═══ Information provided

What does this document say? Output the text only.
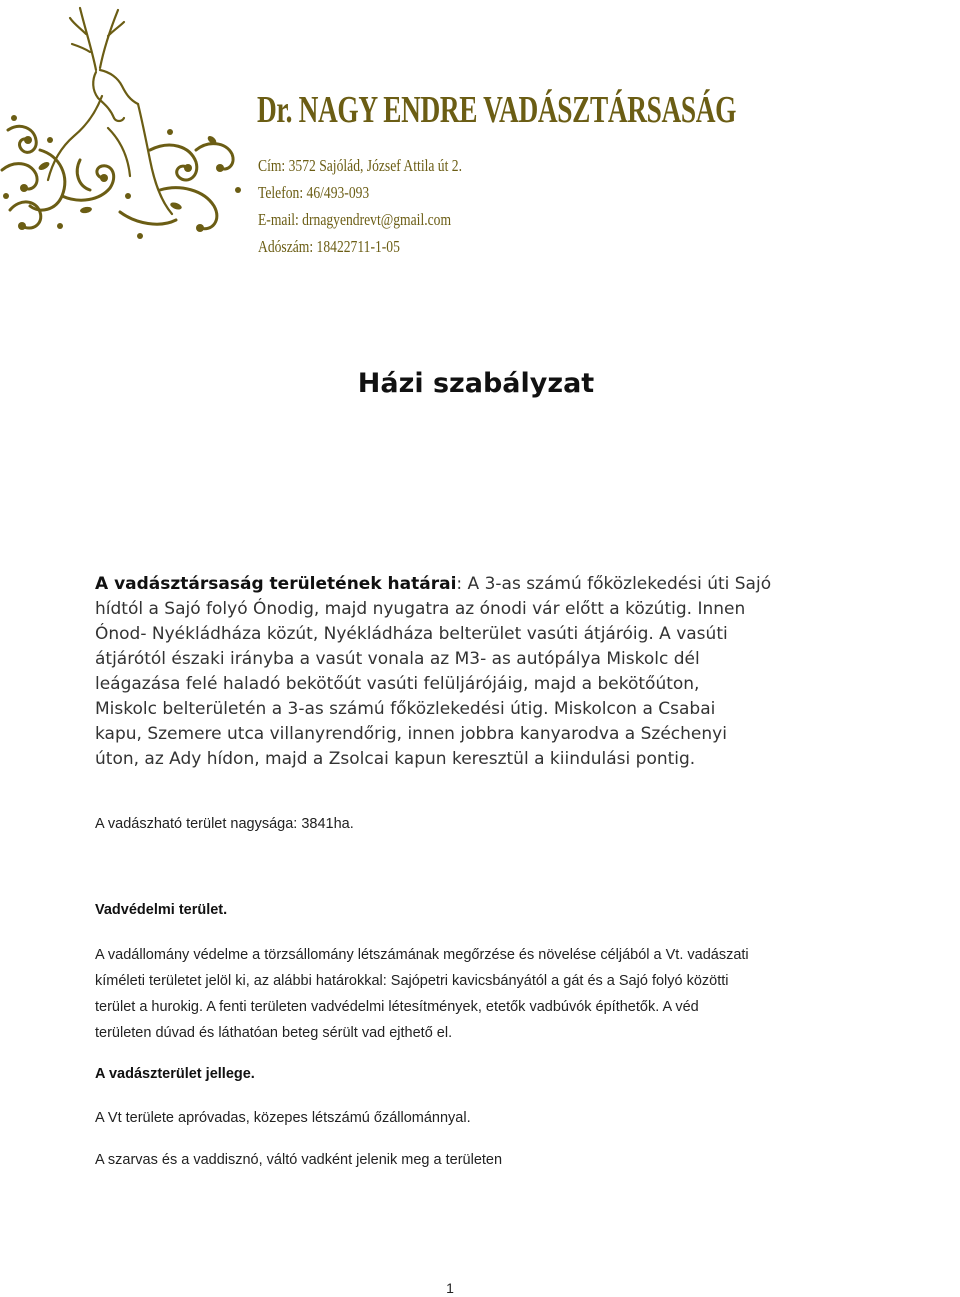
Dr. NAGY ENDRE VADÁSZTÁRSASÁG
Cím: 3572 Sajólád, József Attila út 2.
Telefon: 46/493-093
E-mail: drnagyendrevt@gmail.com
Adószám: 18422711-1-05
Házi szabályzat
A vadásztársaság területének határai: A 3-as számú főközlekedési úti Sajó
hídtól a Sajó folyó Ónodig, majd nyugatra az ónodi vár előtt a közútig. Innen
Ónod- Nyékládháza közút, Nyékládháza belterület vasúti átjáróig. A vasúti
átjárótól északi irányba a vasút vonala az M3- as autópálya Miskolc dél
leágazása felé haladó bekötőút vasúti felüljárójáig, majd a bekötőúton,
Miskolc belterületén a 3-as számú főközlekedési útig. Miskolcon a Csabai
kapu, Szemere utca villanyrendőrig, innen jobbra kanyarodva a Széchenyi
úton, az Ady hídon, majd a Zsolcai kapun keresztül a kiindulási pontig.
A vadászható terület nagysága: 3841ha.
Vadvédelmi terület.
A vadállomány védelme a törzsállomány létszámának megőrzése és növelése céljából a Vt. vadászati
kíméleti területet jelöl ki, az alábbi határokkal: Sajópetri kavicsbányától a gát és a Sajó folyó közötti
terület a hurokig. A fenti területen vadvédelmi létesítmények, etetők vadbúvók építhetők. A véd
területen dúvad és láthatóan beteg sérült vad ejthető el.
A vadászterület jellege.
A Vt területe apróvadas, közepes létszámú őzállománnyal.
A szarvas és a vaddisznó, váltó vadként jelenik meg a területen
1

══════
═══ Information provided

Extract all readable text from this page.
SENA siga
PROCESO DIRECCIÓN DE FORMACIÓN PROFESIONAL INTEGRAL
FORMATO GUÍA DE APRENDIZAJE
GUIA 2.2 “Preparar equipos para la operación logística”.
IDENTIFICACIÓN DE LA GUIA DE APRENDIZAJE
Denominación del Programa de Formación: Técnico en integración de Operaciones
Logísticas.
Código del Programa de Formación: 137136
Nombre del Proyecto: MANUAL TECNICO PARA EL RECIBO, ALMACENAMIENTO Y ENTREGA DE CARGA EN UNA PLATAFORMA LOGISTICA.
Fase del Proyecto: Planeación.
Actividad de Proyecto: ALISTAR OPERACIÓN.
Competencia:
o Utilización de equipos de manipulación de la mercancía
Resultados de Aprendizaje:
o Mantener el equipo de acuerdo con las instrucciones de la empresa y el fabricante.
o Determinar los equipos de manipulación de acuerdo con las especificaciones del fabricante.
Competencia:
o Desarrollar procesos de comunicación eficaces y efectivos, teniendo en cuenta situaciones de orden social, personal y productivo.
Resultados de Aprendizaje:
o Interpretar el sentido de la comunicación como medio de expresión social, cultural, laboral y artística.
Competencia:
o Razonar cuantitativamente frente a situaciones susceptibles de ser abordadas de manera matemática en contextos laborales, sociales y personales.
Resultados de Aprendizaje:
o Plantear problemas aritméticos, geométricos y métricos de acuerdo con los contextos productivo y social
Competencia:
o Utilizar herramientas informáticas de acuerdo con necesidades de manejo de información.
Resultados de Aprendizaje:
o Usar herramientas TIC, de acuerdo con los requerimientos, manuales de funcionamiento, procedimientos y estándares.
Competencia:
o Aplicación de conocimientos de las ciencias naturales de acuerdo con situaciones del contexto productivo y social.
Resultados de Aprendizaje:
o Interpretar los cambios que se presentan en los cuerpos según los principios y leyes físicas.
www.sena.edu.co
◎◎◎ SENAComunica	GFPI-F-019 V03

══════

• [Short problem]: From the entries above, collect every line with the string "folyó" in it.

• [The solution]:
hídtól a Sajó folyó Ónodig, majd nyugatra az ónodi vár előtt a közútig. Innen
kíméleti területet jelöl ki, az alábbi határokkal: Sajópetri kavicsbányától a gát és a Sajó folyó közötti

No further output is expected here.